[Short task] Set down the material below word for word, excluding the pictures.
┌─ Working data
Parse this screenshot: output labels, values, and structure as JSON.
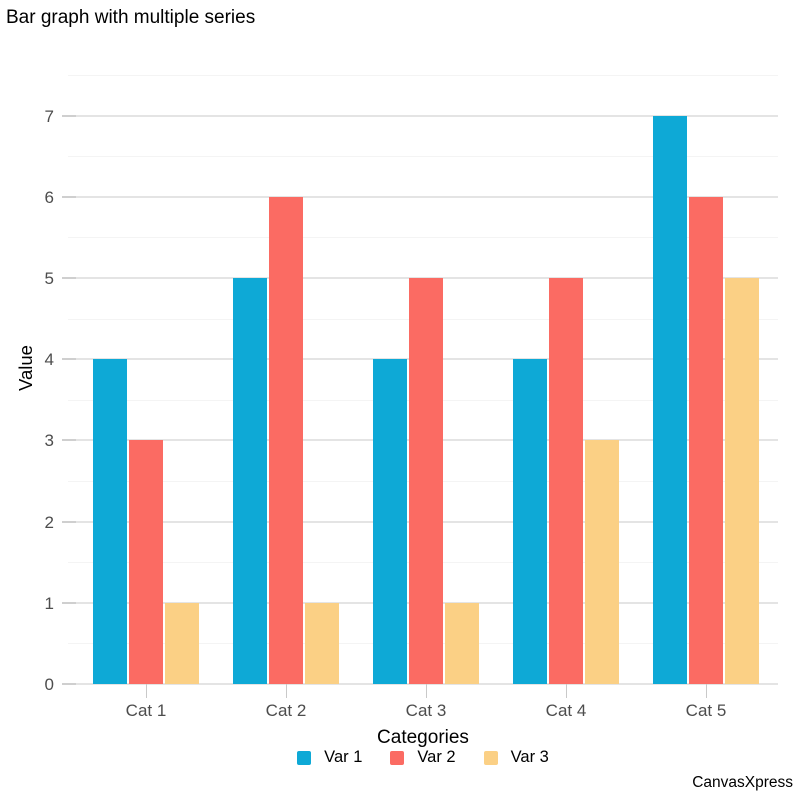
{
  "title": "Bar graph with multiple series",
  "branding": "CanvasXpress",
  "colors": {
    "series": [
      "#0EA9D6",
      "#FB6B63",
      "#FBD085"
    ],
    "grid_major": "#e4e4e4",
    "grid_minor": "#f4f4f4",
    "tick_stub": "#cfcfcf",
    "tick_label": "#4d4d4d",
    "text": "#000000"
  },
  "chart_data": {
    "type": "bar",
    "title": "Bar graph with multiple series",
    "categories": [
      "Cat 1",
      "Cat 2",
      "Cat 3",
      "Cat 4",
      "Cat 5"
    ],
    "series": [
      {
        "name": "Var 1",
        "color": "#0EA9D6",
        "values": [
          4,
          5,
          4,
          4,
          7
        ]
      },
      {
        "name": "Var 2",
        "color": "#FB6B63",
        "values": [
          3,
          6,
          5,
          5,
          6
        ]
      },
      {
        "name": "Var 3",
        "color": "#FBD085",
        "values": [
          1,
          1,
          1,
          3,
          5
        ]
      }
    ],
    "xlabel": "Categories",
    "ylabel": "Value",
    "ylim": [
      0,
      7.5
    ],
    "yticks": [
      0,
      1,
      2,
      3,
      4,
      5,
      6,
      7
    ],
    "minor_grid_step": 0.5,
    "grid": true,
    "legend_position": "bottom"
  }
}
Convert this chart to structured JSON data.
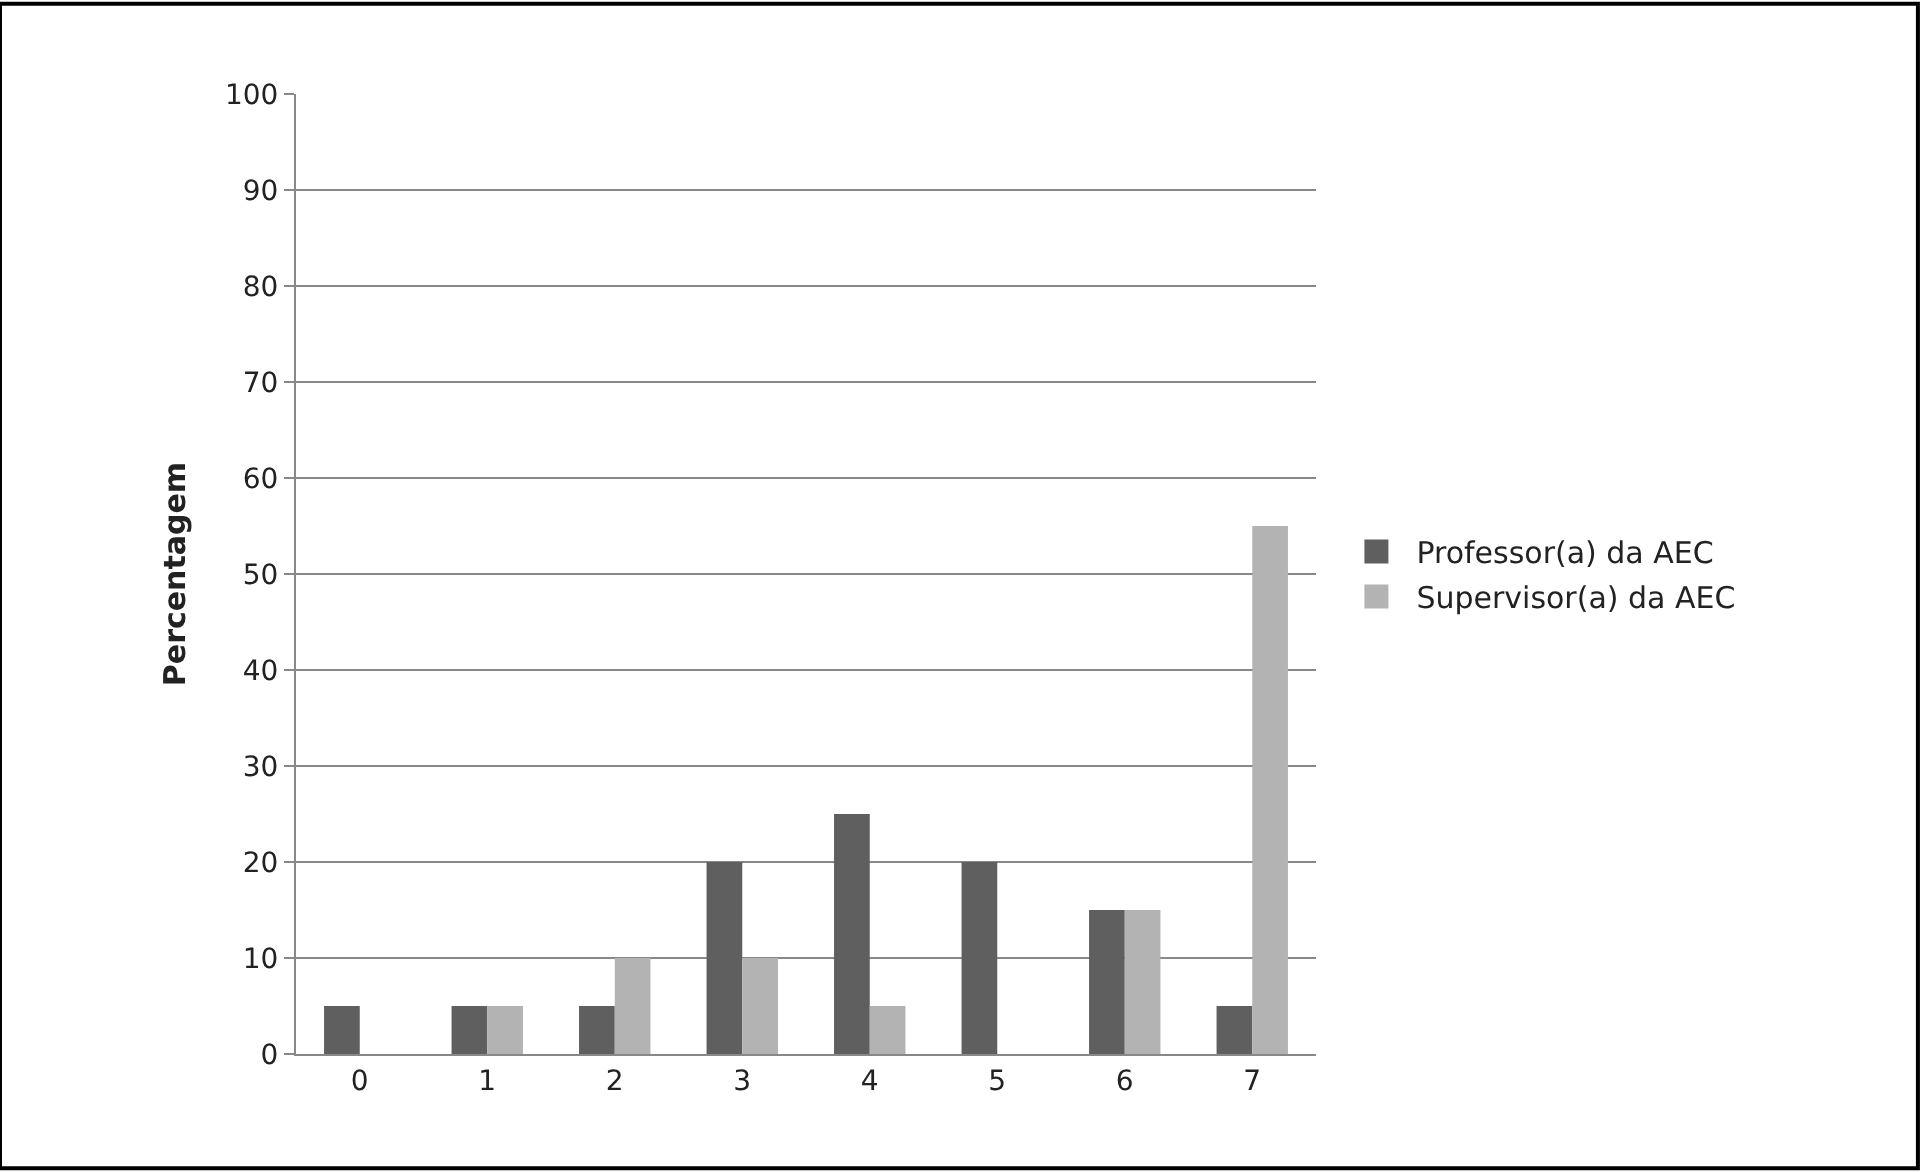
{
  "chart_data": {
    "type": "bar",
    "ylabel": "Percentagem",
    "categories": [
      "0",
      "1",
      "2",
      "3",
      "4",
      "5",
      "6",
      "7"
    ],
    "series": [
      {
        "name": "Professor(a) da AEC",
        "color": "#5f5f5f",
        "values": [
          5,
          5,
          5,
          20,
          25,
          20,
          15,
          5
        ]
      },
      {
        "name": "Supervisor(a) da AEC",
        "color": "#b3b3b3",
        "values": [
          0,
          5,
          10,
          10,
          5,
          0,
          15,
          55
        ]
      }
    ],
    "ylim": [
      0,
      100
    ],
    "yticks": [
      0,
      10,
      20,
      30,
      40,
      50,
      60,
      70,
      80,
      90,
      100
    ],
    "grid": "y",
    "legend": "right"
  }
}
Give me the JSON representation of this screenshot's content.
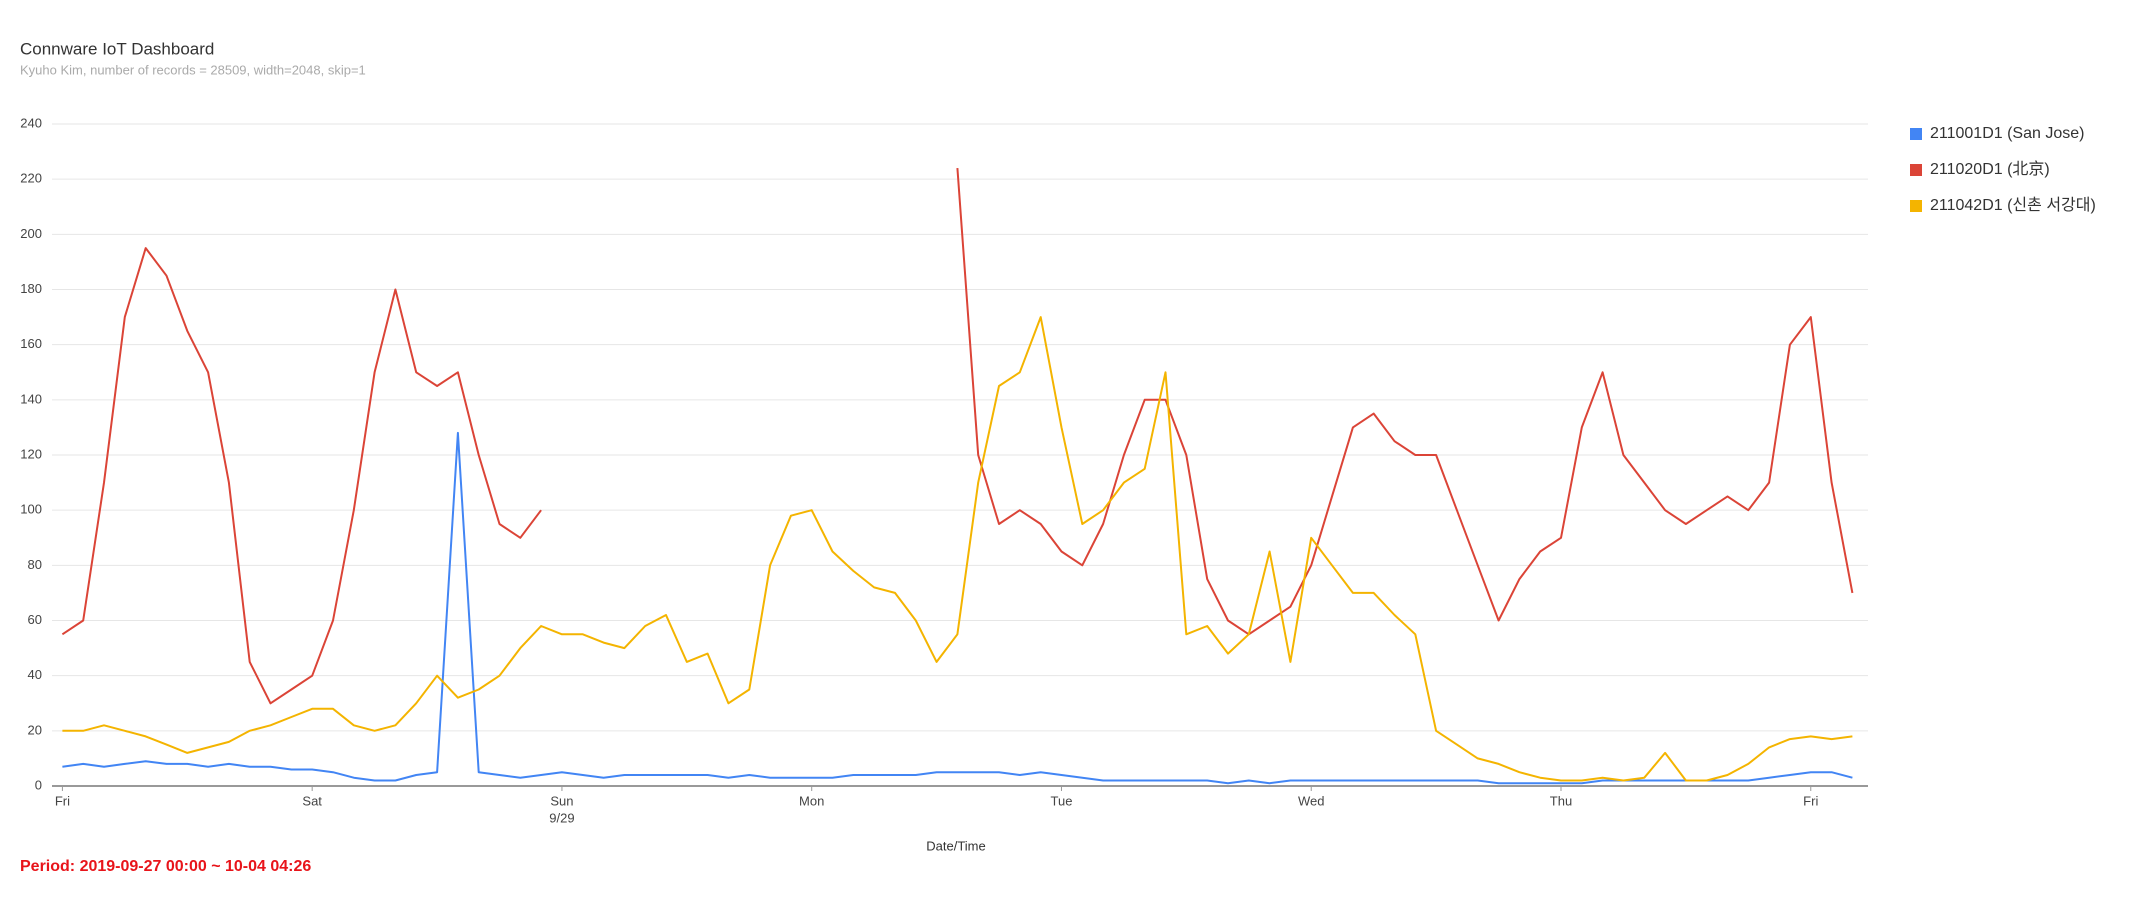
{
  "chart_data": {
    "type": "line",
    "title": "Connware IoT Dashboard",
    "subtitle": "Kyuho Kim, number of records = 28509, width=2048, skip=1",
    "x_label": "Date/Time",
    "period": "Period: 2019-09-27 00:00 ~ 10-04 04:26",
    "x": [
      0,
      2,
      4,
      6,
      8,
      10,
      12,
      14,
      16,
      18,
      20,
      22,
      24,
      26,
      28,
      30,
      32,
      34,
      36,
      38,
      40,
      42,
      44,
      46,
      48,
      50,
      52,
      54,
      56,
      58,
      60,
      62,
      64,
      66,
      68,
      70,
      72,
      74,
      76,
      78,
      80,
      82,
      84,
      86,
      88,
      90,
      92,
      94,
      96,
      98,
      100,
      102,
      104,
      106,
      108,
      110,
      112,
      114,
      116,
      118,
      120,
      122,
      124,
      126,
      128,
      130,
      132,
      134,
      136,
      138,
      140,
      142,
      144,
      146,
      148,
      150,
      152,
      154,
      156,
      158,
      160,
      162,
      164,
      166,
      168,
      170,
      172
    ],
    "xlim": [
      -1,
      173.5
    ],
    "xticks": [
      {
        "value": 0,
        "label": "Fri"
      },
      {
        "value": 24,
        "label": "Sat"
      },
      {
        "value": 48,
        "label": "Sun",
        "sublabel": "9/29"
      },
      {
        "value": 72,
        "label": "Mon"
      },
      {
        "value": 96,
        "label": "Tue"
      },
      {
        "value": 120,
        "label": "Wed"
      },
      {
        "value": 144,
        "label": "Thu"
      },
      {
        "value": 168,
        "label": "Fri"
      }
    ],
    "ylim": [
      0,
      240
    ],
    "yticks": [
      0,
      20,
      40,
      60,
      80,
      100,
      120,
      140,
      160,
      180,
      200,
      220,
      240
    ],
    "grid": true,
    "legend": "right",
    "series": [
      {
        "name": "211001D1 (San Jose)",
        "color": "#4285f4",
        "values": [
          7,
          8,
          7,
          8,
          9,
          8,
          8,
          7,
          8,
          7,
          7,
          6,
          6,
          5,
          3,
          2,
          2,
          4,
          5,
          128,
          5,
          4,
          3,
          4,
          5,
          4,
          3,
          4,
          4,
          4,
          4,
          4,
          3,
          4,
          3,
          3,
          3,
          3,
          4,
          4,
          4,
          4,
          5,
          5,
          5,
          5,
          4,
          5,
          4,
          3,
          2,
          2,
          2,
          2,
          2,
          2,
          1,
          2,
          1,
          2,
          2,
          2,
          2,
          2,
          2,
          2,
          2,
          2,
          2,
          1,
          1,
          1,
          1,
          1,
          2,
          2,
          2,
          2,
          2,
          2,
          2,
          2,
          3,
          4,
          5,
          5,
          3
        ]
      },
      {
        "name": "211020D1 (北京)",
        "color": "#db4437",
        "values": [
          55,
          60,
          110,
          170,
          195,
          185,
          165,
          150,
          110,
          45,
          30,
          35,
          40,
          60,
          100,
          150,
          180,
          150,
          145,
          150,
          120,
          95,
          90,
          100,
          null,
          null,
          null,
          null,
          null,
          null,
          null,
          null,
          null,
          null,
          null,
          null,
          null,
          null,
          null,
          null,
          null,
          null,
          null,
          224,
          120,
          95,
          100,
          95,
          85,
          80,
          95,
          120,
          140,
          140,
          120,
          75,
          60,
          55,
          60,
          65,
          80,
          105,
          130,
          135,
          125,
          120,
          120,
          100,
          80,
          60,
          75,
          85,
          90,
          130,
          150,
          120,
          110,
          100,
          95,
          100,
          105,
          100,
          110,
          160,
          170,
          110,
          70
        ]
      },
      {
        "name": "211042D1 (신촌 서강대)",
        "color": "#f4b400",
        "values": [
          20,
          20,
          22,
          20,
          18,
          15,
          12,
          14,
          16,
          20,
          22,
          25,
          28,
          28,
          22,
          20,
          22,
          30,
          40,
          32,
          35,
          40,
          50,
          58,
          55,
          55,
          52,
          50,
          58,
          62,
          45,
          48,
          30,
          35,
          80,
          98,
          100,
          85,
          78,
          72,
          70,
          60,
          45,
          55,
          110,
          145,
          150,
          170,
          130,
          95,
          100,
          110,
          115,
          150,
          55,
          58,
          48,
          55,
          85,
          45,
          90,
          80,
          70,
          70,
          62,
          55,
          20,
          15,
          10,
          8,
          5,
          3,
          2,
          2,
          3,
          2,
          3,
          12,
          2,
          2,
          4,
          8,
          14,
          17,
          18,
          17,
          18
        ]
      }
    ]
  }
}
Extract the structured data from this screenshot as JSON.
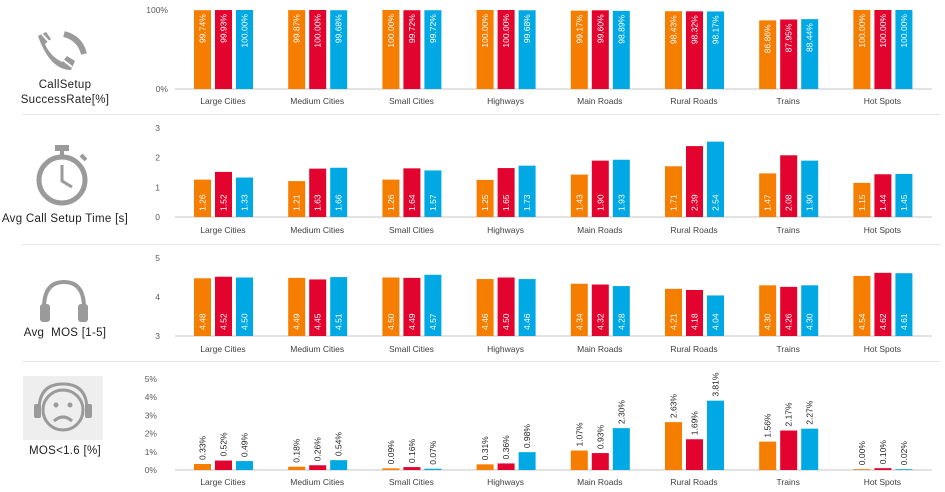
└─
[Answer to the task]
Parse this screenshot: output labels, values, and structure as JSON.
{
  "title": "Bar graph with multiple series",
  "branding": "CanvasXpress",
  "colors": {
    "series": [
      "#0EA9D6",
      "#FB6B63",
      "#FBD085"
    ],
    "grid_major": "#e4e4e4",
    "grid_minor": "#f4f4f4",
    "tick_stub": "#cfcfcf",
    "tick_label": "#4d4d4d",
    "text": "#000000"
  },
  "chart_data": {
    "type": "bar",
    "title": "Bar graph with multiple series",
    "categories": [
      "Cat 1",
      "Cat 2",
      "Cat 3",
      "Cat 4",
      "Cat 5"
    ],
    "series": [
      {
        "name": "Var 1",
        "color": "#0EA9D6",
        "values": [
          4,
          5,
          4,
          4,
          7
        ]
      },
      {
        "name": "Var 2",
        "color": "#FB6B63",
        "values": [
          3,
          6,
          5,
          5,
          6
        ]
      },
      {
        "name": "Var 3",
        "color": "#FBD085",
        "values": [
          1,
          1,
          1,
          3,
          5
        ]
      }
    ],
    "xlabel": "Categories",
    "ylabel": "Value",
    "ylim": [
      0,
      7.5
    ],
    "yticks": [
      0,
      1,
      2,
      3,
      4,
      5,
      6,
      7
    ],
    "minor_grid_step": 0.5,
    "grid": true,
    "legend_position": "bottom"
  }
}
Convert this chart to structured JSON data.
{
  "chart_data": {
    "type": "bar",
    "ylabel": "Percentagem",
    "categories": [
      "0",
      "1",
      "2",
      "3",
      "4",
      "5",
      "6",
      "7"
    ],
    "series": [
      {
        "name": "Professor(a) da AEC",
        "color": "#5f5f5f",
        "values": [
          5,
          5,
          5,
          20,
          25,
          20,
          15,
          5
        ]
      },
      {
        "name": "Supervisor(a) da AEC",
        "color": "#b3b3b3",
        "values": [
          0,
          5,
          10,
          10,
          5,
          0,
          15,
          55
        ]
      }
    ],
    "ylim": [
      0,
      100
    ],
    "yticks": [
      0,
      10,
      20,
      30,
      40,
      50,
      60,
      70,
      80,
      90,
      100
    ],
    "grid": "y",
    "legend": "right"
  }
}
Give me the JSON representation of this screenshot's content.
{
  "chart_data": {
    "type": "line",
    "title": "Connware IoT Dashboard",
    "subtitle": "Kyuho Kim, number of records = 28509, width=2048, skip=1",
    "x_label": "Date/Time",
    "period": "Period: 2019-09-27 00:00 ~ 10-04 04:26",
    "x": [
      0,
      2,
      4,
      6,
      8,
      10,
      12,
      14,
      16,
      18,
      20,
      22,
      24,
      26,
      28,
      30,
      32,
      34,
      36,
      38,
      40,
      42,
      44,
      46,
      48,
      50,
      52,
      54,
      56,
      58,
      60,
      62,
      64,
      66,
      68,
      70,
      72,
      74,
      76,
      78,
      80,
      82,
      84,
      86,
      88,
      90,
      92,
      94,
      96,
      98,
      100,
      102,
      104,
      106,
      108,
      110,
      112,
      114,
      116,
      118,
      120,
      122,
      124,
      126,
      128,
      130,
      132,
      134,
      136,
      138,
      140,
      142,
      144,
      146,
      148,
      150,
      152,
      154,
      156,
      158,
      160,
      162,
      164,
      166,
      168,
      170,
      172
    ],
    "xlim": [
      -1,
      173.5
    ],
    "xticks": [
      {
        "value": 0,
        "label": "Fri"
      },
      {
        "value": 24,
        "label": "Sat"
      },
      {
        "value": 48,
        "label": "Sun",
        "sublabel": "9/29"
      },
      {
        "value": 72,
        "label": "Mon"
      },
      {
        "value": 96,
        "label": "Tue"
      },
      {
        "value": 120,
        "label": "Wed"
      },
      {
        "value": 144,
        "label": "Thu"
      },
      {
        "value": 168,
        "label": "Fri"
      }
    ],
    "ylim": [
      0,
      240
    ],
    "yticks": [
      0,
      20,
      40,
      60,
      80,
      100,
      120,
      140,
      160,
      180,
      200,
      220,
      240
    ],
    "grid": true,
    "legend": "right",
    "series": [
      {
        "name": "211001D1 (San Jose)",
        "color": "#4285f4",
        "values": [
          7,
          8,
          7,
          8,
          9,
          8,
          8,
          7,
          8,
          7,
          7,
          6,
          6,
          5,
          3,
          2,
          2,
          4,
          5,
          128,
          5,
          4,
          3,
          4,
          5,
          4,
          3,
          4,
          4,
          4,
          4,
          4,
          3,
          4,
          3,
          3,
          3,
          3,
          4,
          4,
          4,
          4,
          5,
          5,
          5,
          5,
          4,
          5,
          4,
          3,
          2,
          2,
          2,
          2,
          2,
          2,
          1,
          2,
          1,
          2,
          2,
          2,
          2,
          2,
          2,
          2,
          2,
          2,
          2,
          1,
          1,
          1,
          1,
          1,
          2,
          2,
          2,
          2,
          2,
          2,
          2,
          2,
          3,
          4,
          5,
          5,
          3
        ]
      },
      {
        "name": "211020D1 (北京)",
        "color": "#db4437",
        "values": [
          55,
          60,
          110,
          170,
          195,
          185,
          165,
          150,
          110,
          45,
          30,
          35,
          40,
          60,
          100,
          150,
          180,
          150,
          145,
          150,
          120,
          95,
          90,
          100,
          null,
          null,
          null,
          null,
          null,
          null,
          null,
          null,
          null,
          null,
          null,
          null,
          null,
          null,
          null,
          null,
          null,
          null,
          null,
          224,
          120,
          95,
          100,
          95,
          85,
          80,
          95,
          120,
          140,
          140,
          120,
          75,
          60,
          55,
          60,
          65,
          80,
          105,
          130,
          135,
          125,
          120,
          120,
          100,
          80,
          60,
          75,
          85,
          90,
          130,
          150,
          120,
          110,
          100,
          95,
          100,
          105,
          100,
          110,
          160,
          170,
          110,
          70
        ]
      },
      {
        "name": "211042D1 (신촌 서강대)",
        "color": "#f4b400",
        "values": [
          20,
          20,
          22,
          20,
          18,
          15,
          12,
          14,
          16,
          20,
          22,
          25,
          28,
          28,
          22,
          20,
          22,
          30,
          40,
          32,
          35,
          40,
          50,
          58,
          55,
          55,
          52,
          50,
          58,
          62,
          45,
          48,
          30,
          35,
          80,
          98,
          100,
          85,
          78,
          72,
          70,
          60,
          45,
          55,
          110,
          145,
          150,
          170,
          130,
          95,
          100,
          110,
          115,
          150,
          55,
          58,
          48,
          55,
          85,
          45,
          90,
          80,
          70,
          70,
          62,
          55,
          20,
          15,
          10,
          8,
          5,
          3,
          2,
          2,
          3,
          2,
          3,
          12,
          2,
          2,
          4,
          8,
          14,
          17,
          18,
          17,
          18
        ]
      }
    ]
  }
}
Extract the structured data from this screenshot as JSON.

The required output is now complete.